Given request: Pictures in the data below are not part of the copy; transcribe everything else exactly.

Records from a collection
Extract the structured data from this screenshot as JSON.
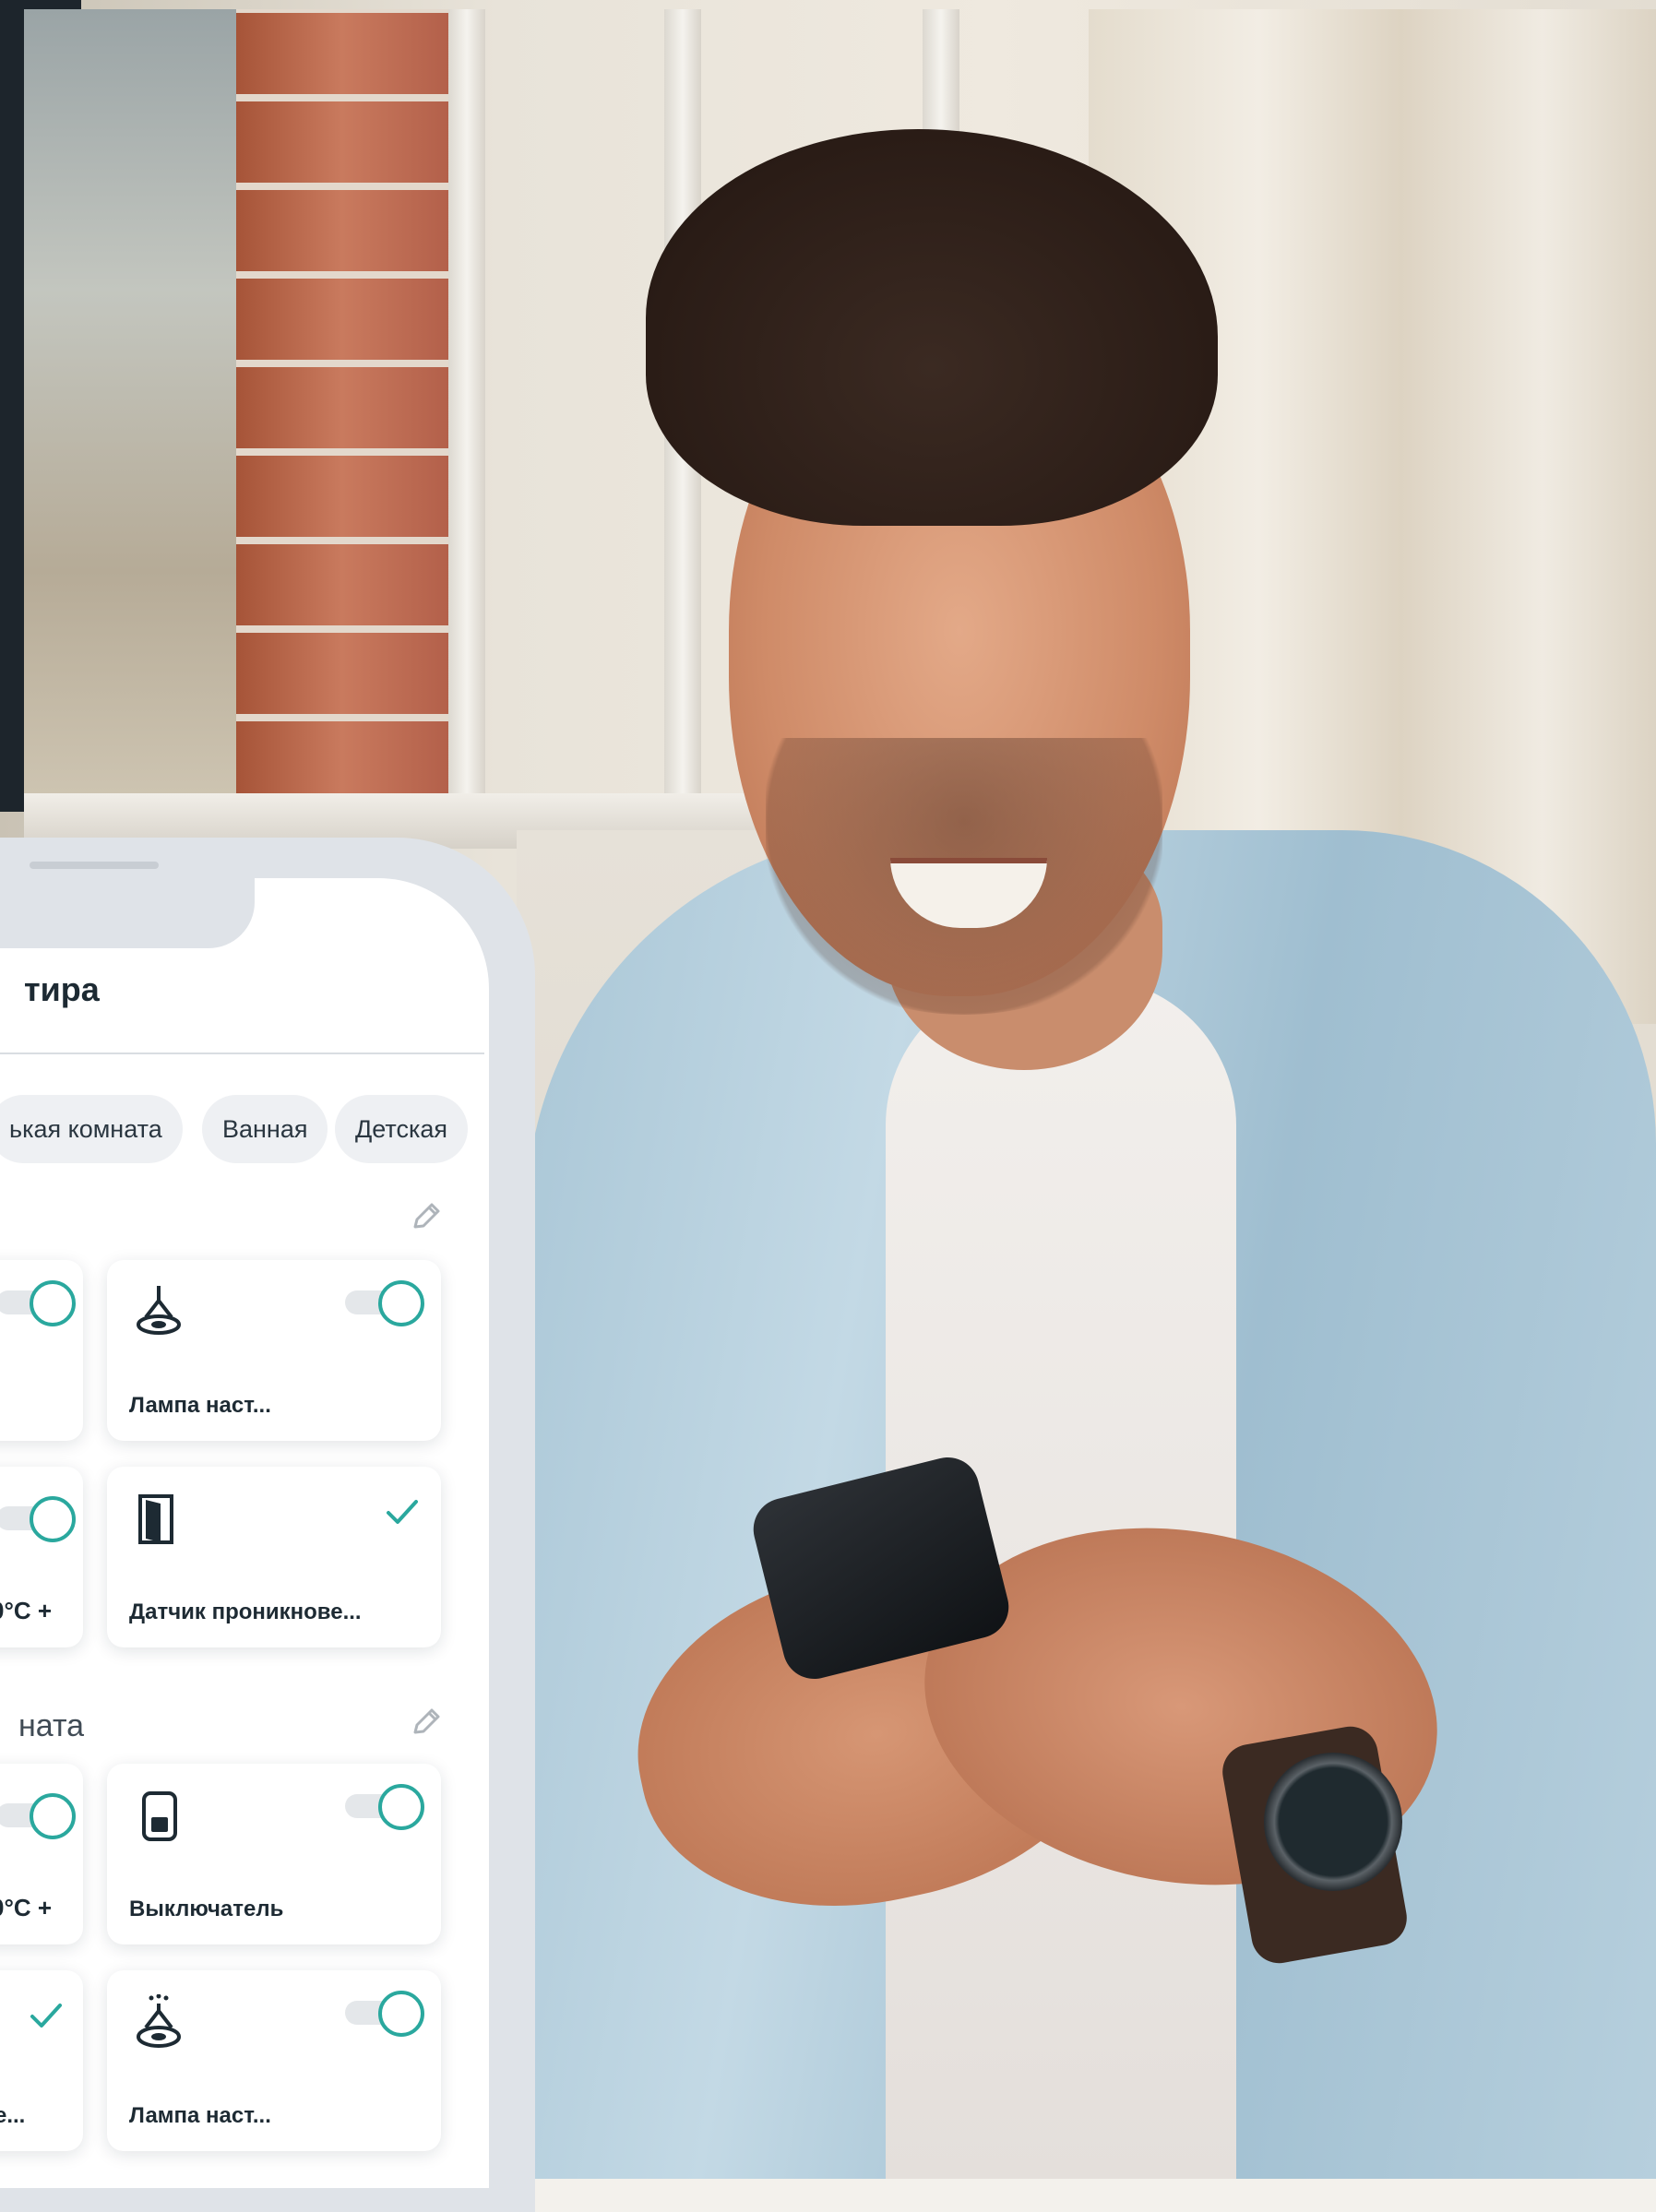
{
  "app": {
    "title_fragment": "тира"
  },
  "rooms": [
    {
      "label": "ькая комната"
    },
    {
      "label": "Ванная"
    },
    {
      "label": "Детская"
    }
  ],
  "sections": [
    {
      "label": "",
      "devices": [
        {
          "name": "",
          "icon": "partial-card",
          "control": "toggle-on"
        },
        {
          "name": "Лампа наст...",
          "icon": "ceiling-lamp-icon",
          "control": "toggle-on"
        },
        {
          "name": "0°C  +",
          "icon": "partial-card",
          "control": "toggle-on"
        },
        {
          "name": "Датчик проникнове...",
          "icon": "door-sensor-icon",
          "control": "check"
        }
      ]
    },
    {
      "label": "ната",
      "devices": [
        {
          "name": "0°C  +",
          "icon": "partial-card",
          "control": "toggle-on"
        },
        {
          "name": "Выключатель",
          "icon": "switch-icon",
          "control": "toggle-on"
        },
        {
          "name": "е...",
          "icon": "partial-card",
          "control": "check"
        },
        {
          "name": "Лампа наст...",
          "icon": "lamp-light-icon",
          "control": "toggle-on"
        }
      ]
    }
  ],
  "colors": {
    "accent": "#2aa89e",
    "card_text": "#1d2a33",
    "chip_bg": "#eef0f3",
    "phone_frame": "#dfe3e8"
  }
}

Correct output:
Extract the structured data from this screenshot as JSON.
{
  "app": {
    "title_fragment": "тира"
  },
  "rooms": [
    {
      "label": "ькая комната"
    },
    {
      "label": "Ванная"
    },
    {
      "label": "Детская"
    }
  ],
  "sections": [
    {
      "label": "",
      "devices": [
        {
          "name": "",
          "icon": "partial-card",
          "control": "toggle-on"
        },
        {
          "name": "Лампа наст...",
          "icon": "ceiling-lamp-icon",
          "control": "toggle-on"
        },
        {
          "name": "0°C  +",
          "icon": "partial-card",
          "control": "toggle-on"
        },
        {
          "name": "Датчик проникнове...",
          "icon": "door-sensor-icon",
          "control": "check"
        }
      ]
    },
    {
      "label": "ната",
      "devices": [
        {
          "name": "0°C  +",
          "icon": "partial-card",
          "control": "toggle-on"
        },
        {
          "name": "Выключатель",
          "icon": "switch-icon",
          "control": "toggle-on"
        },
        {
          "name": "е...",
          "icon": "partial-card",
          "control": "check"
        },
        {
          "name": "Лампа наст...",
          "icon": "lamp-light-icon",
          "control": "toggle-on"
        }
      ]
    }
  ],
  "colors": {
    "accent": "#2aa89e",
    "card_text": "#1d2a33",
    "chip_bg": "#eef0f3",
    "phone_frame": "#dfe3e8"
  }
}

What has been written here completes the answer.